> Exercise task
The listing below should be printed exactly, every line of it. Skip the pictures.

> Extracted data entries

------------------------------------------------------------

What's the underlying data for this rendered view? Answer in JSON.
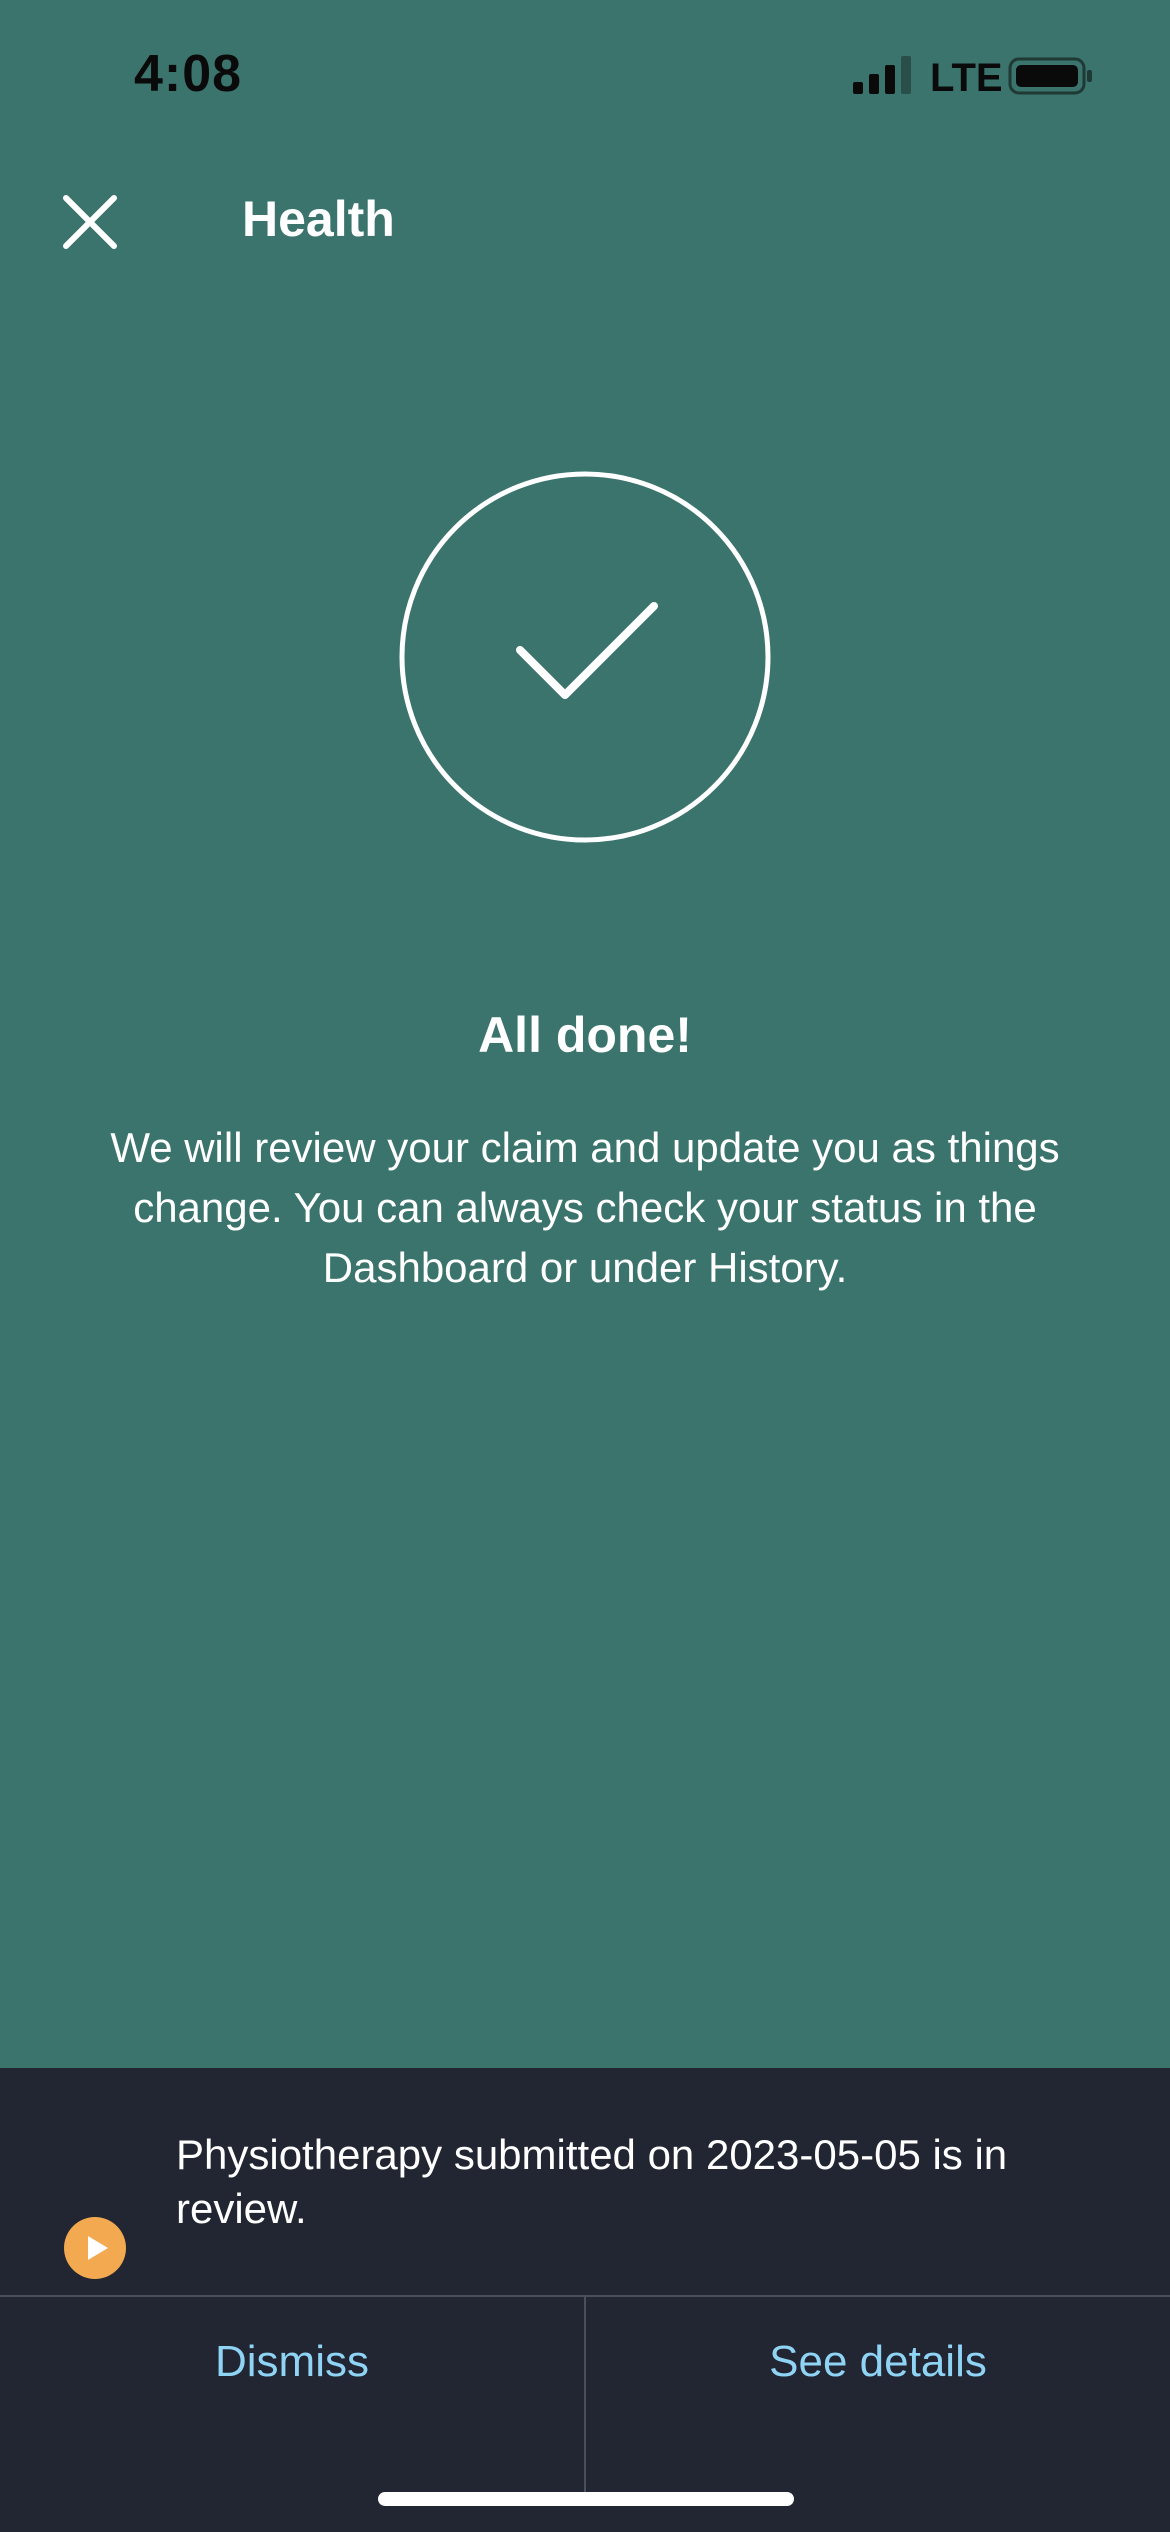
{
  "status_bar": {
    "time": "4:08",
    "network": "LTE",
    "signal_icon": "cellular-signal-icon",
    "battery_icon": "battery-icon"
  },
  "header": {
    "title": "Health",
    "close_icon": "close-icon"
  },
  "confirmation": {
    "icon": "checkmark-circle-icon",
    "title": "All done!",
    "message": "We will review your claim and update you as things change. You can always check your status in the Dashboard or under History."
  },
  "toast": {
    "icon": "play-circle-icon",
    "message": "Physiotherapy submitted on 2023-05-05 is in review.",
    "dismiss_label": "Dismiss",
    "details_label": "See details"
  },
  "colors": {
    "background": "#3b746c",
    "toast_background": "#222632",
    "accent_link": "#8fd3f5",
    "status_icon": "#f3a94f"
  }
}
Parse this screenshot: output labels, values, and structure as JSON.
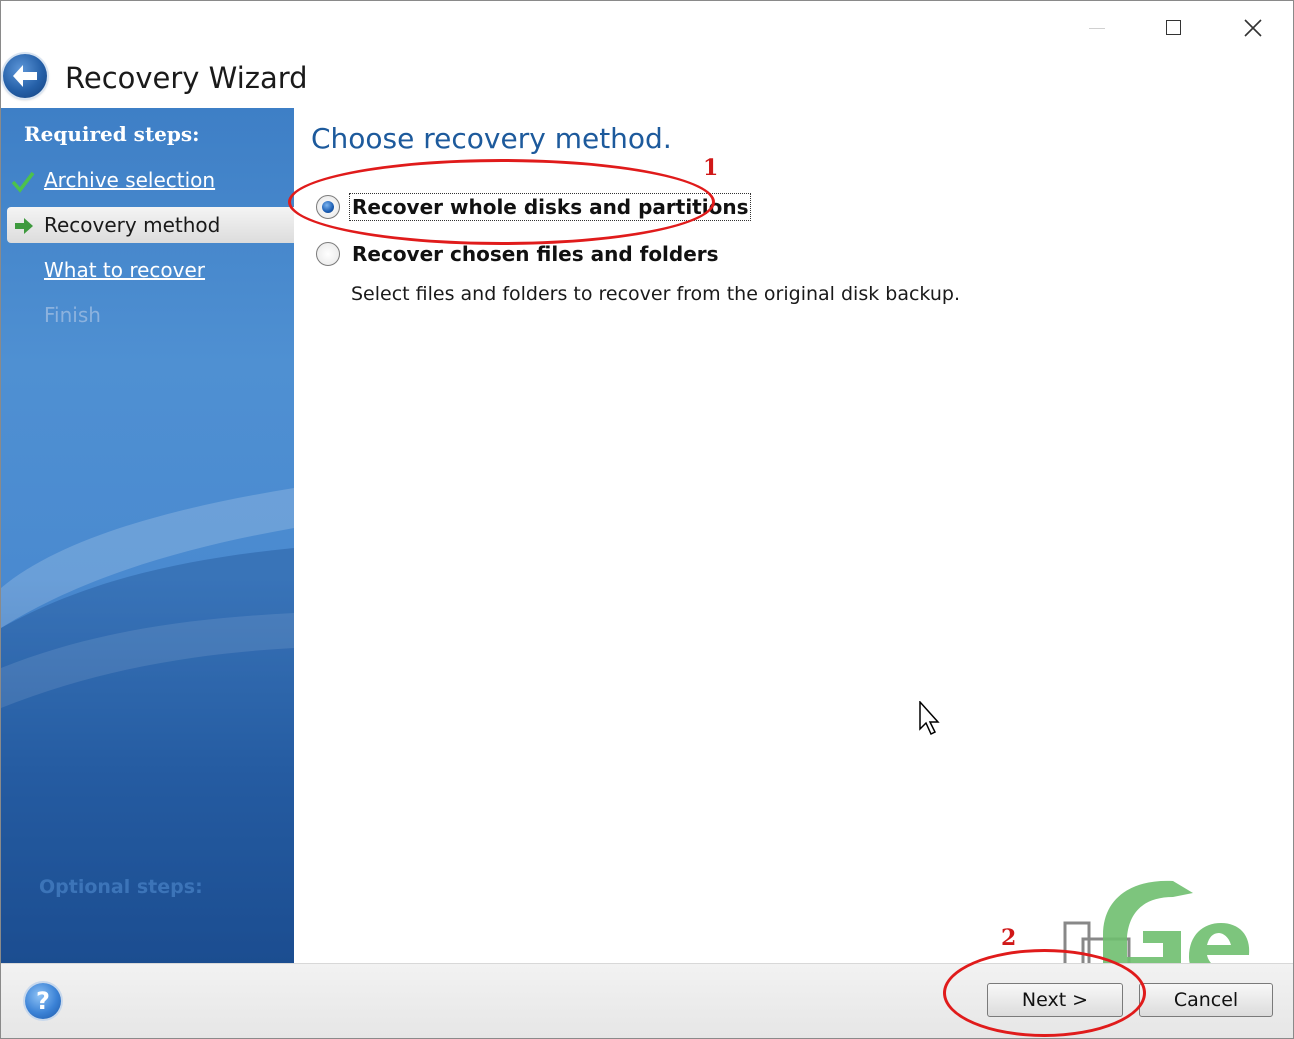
{
  "window": {
    "title": "Recovery Wizard"
  },
  "sidebar": {
    "heading": "Required steps:",
    "items": [
      {
        "label": "Archive selection",
        "state": "completed"
      },
      {
        "label": "Recovery method",
        "state": "active"
      },
      {
        "label": "What to recover",
        "state": "link"
      },
      {
        "label": "Finish",
        "state": "disabled"
      }
    ],
    "optional_heading": "Optional steps:"
  },
  "main": {
    "heading": "Choose recovery method.",
    "options": [
      {
        "label": "Recover whole disks and partitions",
        "selected": true
      },
      {
        "label": "Recover chosen files and folders",
        "selected": false
      }
    ],
    "description": "Select files and folders to recover from the original disk backup."
  },
  "footer": {
    "help_icon_text": "?",
    "next_label": "Next >",
    "cancel_label": "Cancel"
  },
  "annotations": {
    "marker_1": "1",
    "marker_2": "2",
    "color": "#e01b1b"
  },
  "colors": {
    "heading": "#1d5a9c",
    "sidebar": "#4f90d2"
  }
}
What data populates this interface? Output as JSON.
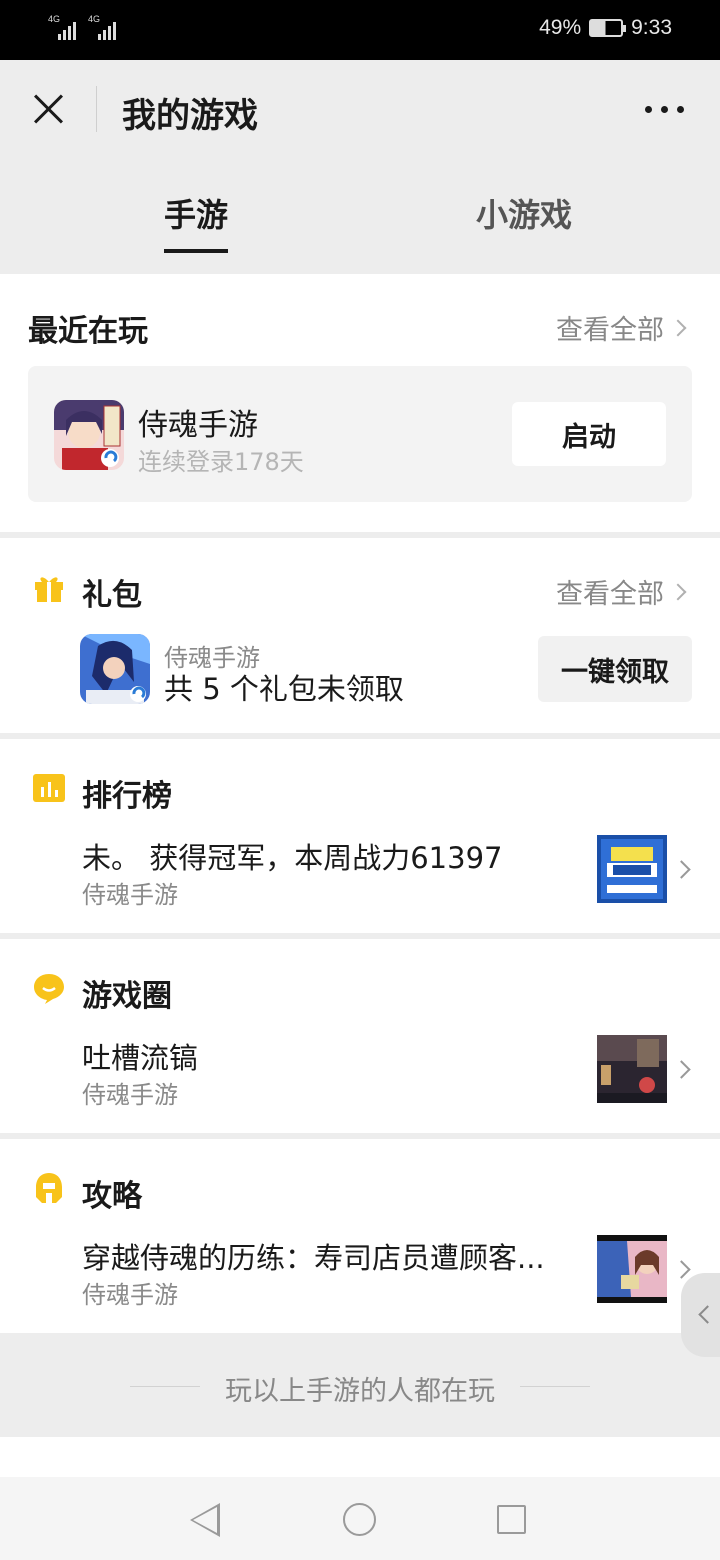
{
  "status_bar": {
    "signal1_label": "4G",
    "signal2_label": "4G",
    "battery": "49%",
    "time": "9:33"
  },
  "header": {
    "title": "我的游戏"
  },
  "tabs": [
    {
      "label": "手游",
      "active": true
    },
    {
      "label": "小游戏",
      "active": false
    }
  ],
  "recent": {
    "title": "最近在玩",
    "view_all": "查看全部",
    "game": {
      "name": "侍魂手游",
      "subtitle": "连续登录178天",
      "button": "启动"
    }
  },
  "gift": {
    "title": "礼包",
    "view_all": "查看全部",
    "game": "侍魂手游",
    "text": "共 5 个礼包未领取",
    "button": "一键领取"
  },
  "ranking": {
    "title": "排行榜",
    "main": "未。 获得冠军，本周战力61397",
    "sub": "侍魂手游"
  },
  "circle": {
    "title": "游戏圈",
    "main": "吐槽流镐",
    "sub": "侍魂手游"
  },
  "guide": {
    "title": "攻略",
    "main": "穿越侍魂的历练：寿司店员遭顾客...",
    "sub": "侍魂手游"
  },
  "recommend": {
    "text": "玩以上手游的人都在玩"
  },
  "colors": {
    "accent_yellow": "#f8c31a",
    "page_bg": "#ededed"
  }
}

------------------------------------------------------------

> Reply to the task
What's the underlying data for this rendered view? Answer in JSON.
{
  "status_bar": {
    "time": "4:08",
    "network": "LTE",
    "signal_icon": "cellular-signal-icon",
    "battery_icon": "battery-icon"
  },
  "header": {
    "title": "Health",
    "close_icon": "close-icon"
  },
  "confirmation": {
    "icon": "checkmark-circle-icon",
    "title": "All done!",
    "message": "We will review your claim and update you as things change. You can always check your status in the Dashboard or under History."
  },
  "toast": {
    "icon": "play-circle-icon",
    "message": "Physiotherapy submitted on 2023-05-05 is in review.",
    "dismiss_label": "Dismiss",
    "details_label": "See details"
  },
  "colors": {
    "background": "#3b746c",
    "toast_background": "#222632",
    "accent_link": "#8fd3f5",
    "status_icon": "#f3a94f"
  }
}
Parse this screenshot: output labels, values, and structure as JSON.
{
  "window": {
    "title": "Recovery Wizard"
  },
  "sidebar": {
    "heading": "Required steps:",
    "items": [
      {
        "label": "Archive selection",
        "state": "completed"
      },
      {
        "label": "Recovery method",
        "state": "active"
      },
      {
        "label": "What to recover",
        "state": "link"
      },
      {
        "label": "Finish",
        "state": "disabled"
      }
    ],
    "optional_heading": "Optional steps:"
  },
  "main": {
    "heading": "Choose recovery method.",
    "options": [
      {
        "label": "Recover whole disks and partitions",
        "selected": true
      },
      {
        "label": "Recover chosen files and folders",
        "selected": false
      }
    ],
    "description": "Select files and folders to recover from the original disk backup."
  },
  "footer": {
    "help_icon_text": "?",
    "next_label": "Next >",
    "cancel_label": "Cancel"
  },
  "annotations": {
    "marker_1": "1",
    "marker_2": "2",
    "color": "#e01b1b"
  },
  "colors": {
    "heading": "#1d5a9c",
    "sidebar": "#4f90d2"
  }
}
What data populates this interface? Output as JSON.
{
  "status_bar": {
    "signal1_label": "4G",
    "signal2_label": "4G",
    "battery": "49%",
    "time": "9:33"
  },
  "header": {
    "title": "我的游戏"
  },
  "tabs": [
    {
      "label": "手游",
      "active": true
    },
    {
      "label": "小游戏",
      "active": false
    }
  ],
  "recent": {
    "title": "最近在玩",
    "view_all": "查看全部",
    "game": {
      "name": "侍魂手游",
      "subtitle": "连续登录178天",
      "button": "启动"
    }
  },
  "gift": {
    "title": "礼包",
    "view_all": "查看全部",
    "game": "侍魂手游",
    "text": "共 5 个礼包未领取",
    "button": "一键领取"
  },
  "ranking": {
    "title": "排行榜",
    "main": "未。 获得冠军，本周战力61397",
    "sub": "侍魂手游"
  },
  "circle": {
    "title": "游戏圈",
    "main": "吐槽流镐",
    "sub": "侍魂手游"
  },
  "guide": {
    "title": "攻略",
    "main": "穿越侍魂的历练：寿司店员遭顾客...",
    "sub": "侍魂手游"
  },
  "recommend": {
    "text": "玩以上手游的人都在玩"
  },
  "colors": {
    "accent_yellow": "#f8c31a",
    "page_bg": "#ededed"
  }
}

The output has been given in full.